### WORK TO BE COMPLETED:
Filter these entries, keeping only lines that hold the word "this".

Saved entries
+--
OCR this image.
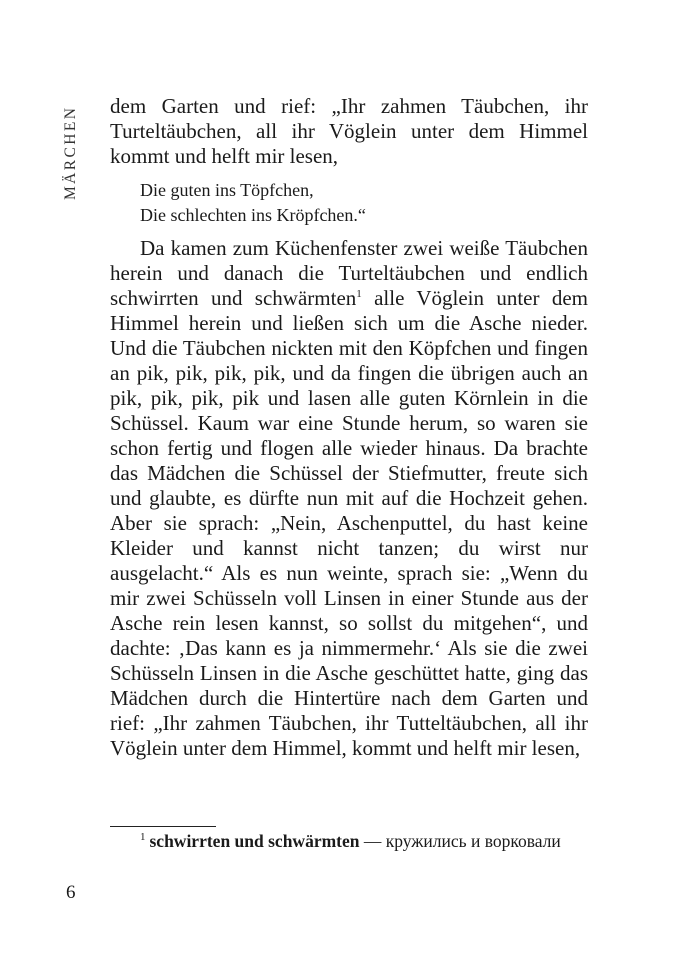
MÄRCHEN	dem Garten und rief: „Ihr zahmen Täubchen, ihr Turteltäubchen, all ihr Vöglein unter dem Himmel kommt und helft mir lesen,

Die guten ins Töpfchen,
Die schlechten ins Kröpfchen.“

Da kamen zum Küchenfenster zwei weiße Täubchen herein und danach die Turteltäubchen und endlich schwirrten und schwärmten$^1$ alle Vöglein unter dem Himmel herein und ließen sich um die Asche nieder. Und die Täubchen nickten mit den Köpfchen und fingen an pik, pik, pik, pik, und da fingen die übrigen auch an pik, pik, pik, pik und lasen alle guten Körnlein in die Schüssel. Kaum war eine Stunde herum, so waren sie schon fertig und flogen alle wieder hinaus. Da brachte das Mädchen die Schüssel der Stiefmutter, freute sich und glaubte, es dürfte nun mit auf die Hochzeit gehen. Aber sie sprach: „Nein, Aschenputtel, du hast keine Kleider und kannst nicht tanzen; du wirst nur ausgelacht.“ Als es nun weinte, sprach sie: „Wenn du mir zwei Schüsseln voll Linsen in einer Stunde aus der Asche rein lesen kannst, so sollst du mitgehen“, und dachte: ‚Das kann es ja nimmermehr.‘ Als sie die zwei Schüsseln Linsen in die Asche geschüttet hatte, ging das Mädchen durch die Hintertüre nach dem Garten und rief: „Ihr zahmen Täubchen, ihr Tutteltäubchen, all ihr Vöglein unter dem Himmel, kommt und helft mir lesen,

$^1$ schwirrten und schwärmten — кружились и ворковали

6
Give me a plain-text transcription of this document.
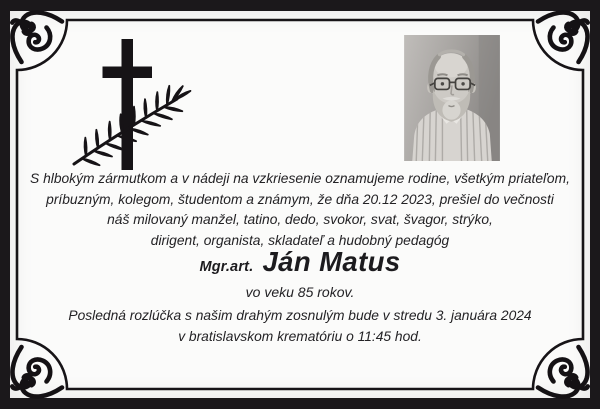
S hlbokým zármutkom a v nádeji na vzkriesenie oznamujeme rodine, všetkým priateľom,
príbuzným, kolegom, študentom a známym, že dňa 20.12 2023, prešiel do večnosti
náš milovaný manžel, tatino, dedo, svokor, svat, švagor, strýko,
dirigent, organista, skladateľ a hudobný pedagóg
Mgr.art. Ján Matus
vo veku 85 rokov.
Posledná rozlúčka s našim drahým zosnulým bude v stredu 3. januára 2024
v bratislavskom krematóriu o 11:45 hod.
+--
### THE RESPONSE:
OCR this image.
Give me a plain-text transcription of this document.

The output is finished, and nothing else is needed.